• **RECORDS TO USE**:
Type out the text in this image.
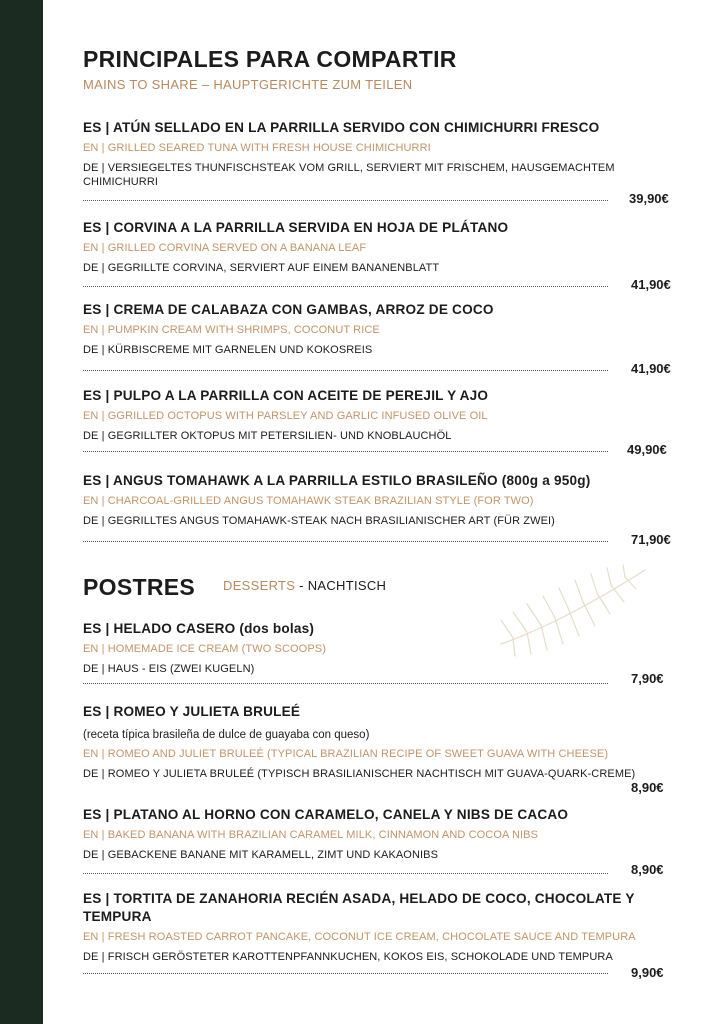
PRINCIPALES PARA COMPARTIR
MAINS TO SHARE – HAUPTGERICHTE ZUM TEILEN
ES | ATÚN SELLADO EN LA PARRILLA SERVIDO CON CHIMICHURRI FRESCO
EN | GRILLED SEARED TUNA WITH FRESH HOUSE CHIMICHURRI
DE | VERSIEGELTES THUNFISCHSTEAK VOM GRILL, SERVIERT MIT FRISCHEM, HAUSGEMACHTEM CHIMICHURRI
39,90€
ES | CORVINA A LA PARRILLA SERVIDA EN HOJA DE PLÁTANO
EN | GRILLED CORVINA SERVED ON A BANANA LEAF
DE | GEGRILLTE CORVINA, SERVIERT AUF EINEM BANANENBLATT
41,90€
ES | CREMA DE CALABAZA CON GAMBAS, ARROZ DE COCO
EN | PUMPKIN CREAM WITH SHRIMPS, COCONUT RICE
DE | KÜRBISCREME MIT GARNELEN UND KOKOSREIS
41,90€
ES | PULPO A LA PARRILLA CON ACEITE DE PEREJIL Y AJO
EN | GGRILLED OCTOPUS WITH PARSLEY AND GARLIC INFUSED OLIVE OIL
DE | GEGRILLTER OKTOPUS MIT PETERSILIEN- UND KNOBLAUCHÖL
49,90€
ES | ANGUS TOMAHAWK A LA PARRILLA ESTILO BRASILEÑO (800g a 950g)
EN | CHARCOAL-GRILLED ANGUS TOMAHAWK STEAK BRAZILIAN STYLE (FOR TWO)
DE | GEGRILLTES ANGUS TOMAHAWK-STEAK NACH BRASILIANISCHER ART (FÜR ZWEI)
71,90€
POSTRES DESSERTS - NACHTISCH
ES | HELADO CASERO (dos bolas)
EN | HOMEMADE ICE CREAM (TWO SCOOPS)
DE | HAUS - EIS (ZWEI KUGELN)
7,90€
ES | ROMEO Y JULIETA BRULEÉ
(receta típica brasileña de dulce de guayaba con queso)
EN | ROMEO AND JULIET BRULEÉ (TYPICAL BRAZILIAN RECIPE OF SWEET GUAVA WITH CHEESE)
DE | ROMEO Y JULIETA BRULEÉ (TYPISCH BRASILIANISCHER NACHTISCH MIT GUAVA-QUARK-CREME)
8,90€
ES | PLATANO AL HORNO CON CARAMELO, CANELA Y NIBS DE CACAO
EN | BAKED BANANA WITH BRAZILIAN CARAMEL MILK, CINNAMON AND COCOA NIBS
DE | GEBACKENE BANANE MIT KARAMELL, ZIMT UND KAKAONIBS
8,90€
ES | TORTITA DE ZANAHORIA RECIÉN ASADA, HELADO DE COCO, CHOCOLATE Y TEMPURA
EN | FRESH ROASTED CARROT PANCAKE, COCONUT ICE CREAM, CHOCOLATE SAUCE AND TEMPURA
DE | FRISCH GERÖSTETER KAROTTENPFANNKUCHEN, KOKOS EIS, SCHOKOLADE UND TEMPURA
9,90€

--

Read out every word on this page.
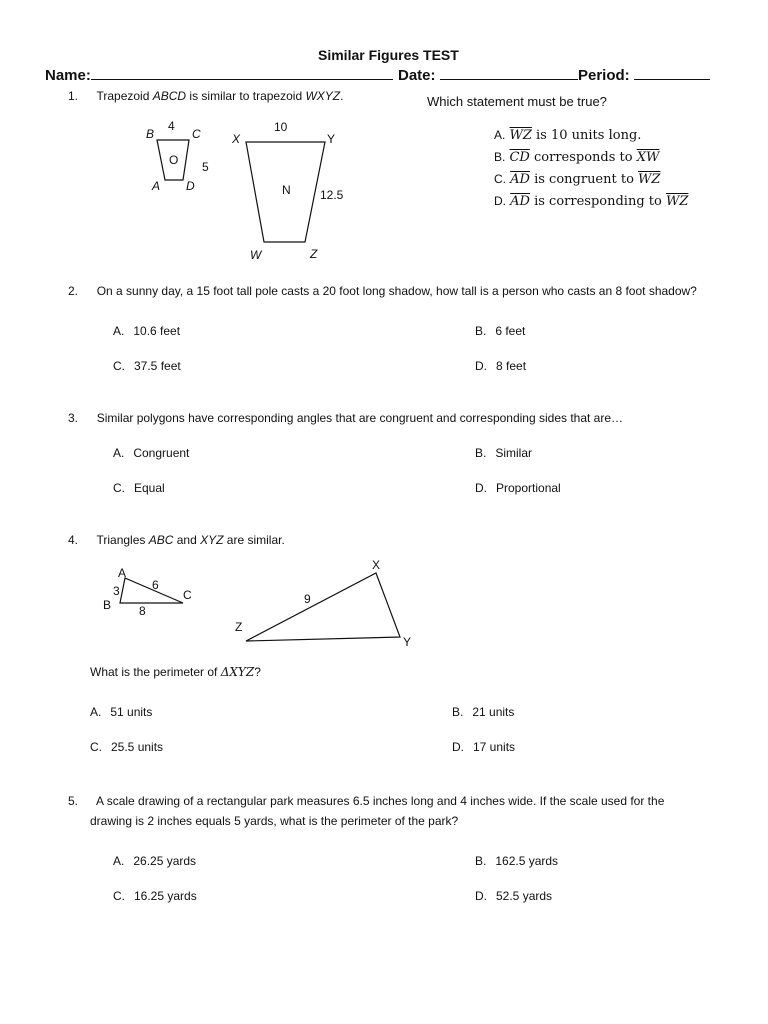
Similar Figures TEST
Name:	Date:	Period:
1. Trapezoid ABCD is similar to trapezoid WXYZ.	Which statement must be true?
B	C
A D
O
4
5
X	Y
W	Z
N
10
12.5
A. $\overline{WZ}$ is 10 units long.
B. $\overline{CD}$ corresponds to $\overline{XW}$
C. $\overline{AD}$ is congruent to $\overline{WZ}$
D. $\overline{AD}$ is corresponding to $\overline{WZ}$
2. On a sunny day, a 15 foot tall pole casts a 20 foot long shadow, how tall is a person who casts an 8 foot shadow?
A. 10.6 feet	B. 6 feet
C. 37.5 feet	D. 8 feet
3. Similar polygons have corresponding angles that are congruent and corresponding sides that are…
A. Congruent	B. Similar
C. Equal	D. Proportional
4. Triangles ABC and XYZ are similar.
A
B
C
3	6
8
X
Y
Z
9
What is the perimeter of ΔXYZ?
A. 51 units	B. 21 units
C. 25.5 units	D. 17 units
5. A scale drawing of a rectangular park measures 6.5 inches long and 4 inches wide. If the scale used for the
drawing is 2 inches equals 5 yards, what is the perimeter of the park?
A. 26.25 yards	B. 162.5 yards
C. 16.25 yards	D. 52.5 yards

• **WHAT TO DO**:
Filter the records above for lines containing the word "this", and copy those lines.

• **SOLUTION TO THE PROBLEM**:
Type out the text in this image.
Read out every word on this page.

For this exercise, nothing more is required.